**SELECTED EXCERPT:**
-=-=-

Hi
Specs in subject line: CentOS 6.X all latest patches), iptables 1.47, Apache2.2
I use the Geolite legacy databases together with iptables 1.47 to filter traffic for a variety of ports and only allow .AU traffic to have access.
Maxmind (https://dev.maxmind.com/geoip/geoip2/geolite2/) changed the default DB to the latest version which is GeoLite2, this leaves all users in need of the old Geolite Legacy database in the dark, they cannot update.
If I download a later version of xtables it will complain that it requires iptable>1.6 which I do not think I can get going on CentOS 6.X.
Is there a way that I can convert Geolite2 CSV files to Geolite Legacy CSV Files and then compile those into BE/LE?
Are there any other ways I can use Geolite2 on a CentOS 6.X system?
Does anyone have other ideas how to tackle this?
(this made me really sleep well!)
thanks Jobst
On 14/01/2019 07:09, Jobst Schmalenbach wrote:
Hi
Specs in subject line: CentOS 6.X all latest patches), iptables 1.47, Apache2.2
I use the Geolite legacy databases together with iptables 1.47 to filter traffic for a variety of ports and only allow .AU traffic to have access.
I use ipdeny's aggregated country lists to do the same thing:
http://www.ipdeny.com/ipblocks/data/aggregated/
I just feed this data directly into ipset/iptables via a script running on my firewall (not a C6 box). ipset is a really efficient way of doing this.
Maxmind (https://dev.maxmind.com/geoip/geoip2/geolite2/) changed the default DB to the latest version which is GeoLite2, this leaves all users in need of the old Geolite Legacy database in the dark, they cannot update.

-=-=-

**EXCERPTED DATA:**
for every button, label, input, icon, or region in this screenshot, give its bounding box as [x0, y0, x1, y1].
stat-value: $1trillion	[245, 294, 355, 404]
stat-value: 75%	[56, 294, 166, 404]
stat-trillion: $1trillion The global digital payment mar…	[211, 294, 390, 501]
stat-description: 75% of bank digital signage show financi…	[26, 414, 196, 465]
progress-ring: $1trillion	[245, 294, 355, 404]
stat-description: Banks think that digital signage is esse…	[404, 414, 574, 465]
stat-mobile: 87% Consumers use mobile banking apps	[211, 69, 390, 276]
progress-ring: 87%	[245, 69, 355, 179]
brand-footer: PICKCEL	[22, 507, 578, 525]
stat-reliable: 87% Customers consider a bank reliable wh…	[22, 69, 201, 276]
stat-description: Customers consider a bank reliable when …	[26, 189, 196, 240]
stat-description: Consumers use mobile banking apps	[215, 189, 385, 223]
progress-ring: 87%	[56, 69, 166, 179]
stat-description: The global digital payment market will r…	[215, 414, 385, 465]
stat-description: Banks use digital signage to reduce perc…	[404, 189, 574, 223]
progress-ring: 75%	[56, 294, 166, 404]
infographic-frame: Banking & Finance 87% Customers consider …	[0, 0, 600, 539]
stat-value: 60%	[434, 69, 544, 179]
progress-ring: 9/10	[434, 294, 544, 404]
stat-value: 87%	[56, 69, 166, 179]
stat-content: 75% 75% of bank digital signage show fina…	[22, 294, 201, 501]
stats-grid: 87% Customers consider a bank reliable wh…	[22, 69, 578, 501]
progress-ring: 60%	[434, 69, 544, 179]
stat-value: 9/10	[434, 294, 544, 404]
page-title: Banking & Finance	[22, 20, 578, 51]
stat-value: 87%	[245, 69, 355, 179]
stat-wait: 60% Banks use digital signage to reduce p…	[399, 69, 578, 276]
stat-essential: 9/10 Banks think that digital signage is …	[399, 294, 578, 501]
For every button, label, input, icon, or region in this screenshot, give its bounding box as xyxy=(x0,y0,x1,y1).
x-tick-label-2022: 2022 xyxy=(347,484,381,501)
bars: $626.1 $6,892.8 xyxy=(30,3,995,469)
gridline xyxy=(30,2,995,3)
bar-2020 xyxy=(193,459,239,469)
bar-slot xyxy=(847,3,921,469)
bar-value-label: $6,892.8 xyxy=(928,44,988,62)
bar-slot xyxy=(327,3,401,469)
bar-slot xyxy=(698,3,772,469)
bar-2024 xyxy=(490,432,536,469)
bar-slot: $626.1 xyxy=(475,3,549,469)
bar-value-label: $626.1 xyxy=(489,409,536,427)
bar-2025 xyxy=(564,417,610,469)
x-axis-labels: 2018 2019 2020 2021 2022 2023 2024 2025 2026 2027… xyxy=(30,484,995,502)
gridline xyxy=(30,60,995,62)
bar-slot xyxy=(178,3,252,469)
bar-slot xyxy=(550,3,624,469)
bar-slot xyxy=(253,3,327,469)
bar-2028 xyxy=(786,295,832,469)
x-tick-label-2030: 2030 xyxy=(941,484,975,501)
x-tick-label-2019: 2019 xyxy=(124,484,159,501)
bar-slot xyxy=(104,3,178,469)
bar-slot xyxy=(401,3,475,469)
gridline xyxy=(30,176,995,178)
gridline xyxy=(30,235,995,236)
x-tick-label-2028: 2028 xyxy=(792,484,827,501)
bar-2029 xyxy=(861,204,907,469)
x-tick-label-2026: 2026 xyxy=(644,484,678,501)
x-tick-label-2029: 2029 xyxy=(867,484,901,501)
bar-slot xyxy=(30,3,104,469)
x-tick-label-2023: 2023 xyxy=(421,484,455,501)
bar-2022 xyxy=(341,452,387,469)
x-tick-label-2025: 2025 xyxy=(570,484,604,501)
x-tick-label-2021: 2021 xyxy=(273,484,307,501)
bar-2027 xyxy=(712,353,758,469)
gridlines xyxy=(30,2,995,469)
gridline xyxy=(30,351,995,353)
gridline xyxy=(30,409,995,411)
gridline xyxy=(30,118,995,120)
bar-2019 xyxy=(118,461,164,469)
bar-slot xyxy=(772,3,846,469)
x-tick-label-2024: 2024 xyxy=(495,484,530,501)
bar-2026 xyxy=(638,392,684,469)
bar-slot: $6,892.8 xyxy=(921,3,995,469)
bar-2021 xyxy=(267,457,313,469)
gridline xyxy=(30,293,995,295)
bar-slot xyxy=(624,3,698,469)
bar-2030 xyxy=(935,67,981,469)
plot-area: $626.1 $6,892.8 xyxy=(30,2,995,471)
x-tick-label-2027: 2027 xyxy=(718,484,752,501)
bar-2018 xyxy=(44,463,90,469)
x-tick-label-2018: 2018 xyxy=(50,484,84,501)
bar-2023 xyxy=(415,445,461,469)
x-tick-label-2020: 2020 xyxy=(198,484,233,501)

-=-=-

**REQUIRED TASK 1:** List the software components, with their versions, that the GeoLite post names in its "Specs in subject line" sentence.
**REQUIRED TASK 2:** Copy the passage of the GeoLite post from "If I download" to "to tackle this?".

**WRITTEN RESPONSE 1:**
CentOS 6.X (all latest patches)
iptables 1.47
Apache2.2

**WRITTEN RESPONSE 2:**
If I download a later version of xtables it will complain that it requires iptable>1.6 which I do not think I can get going on CentOS 6.X.
Is there a way that I can convert Geolite2 CSV files to Geolite Legacy CSV Files and then compile those into BE/LE?
Are there any other ways I can use Geolite2 on a CentOS 6.X system?
Does anyone have other ideas how to tackle this?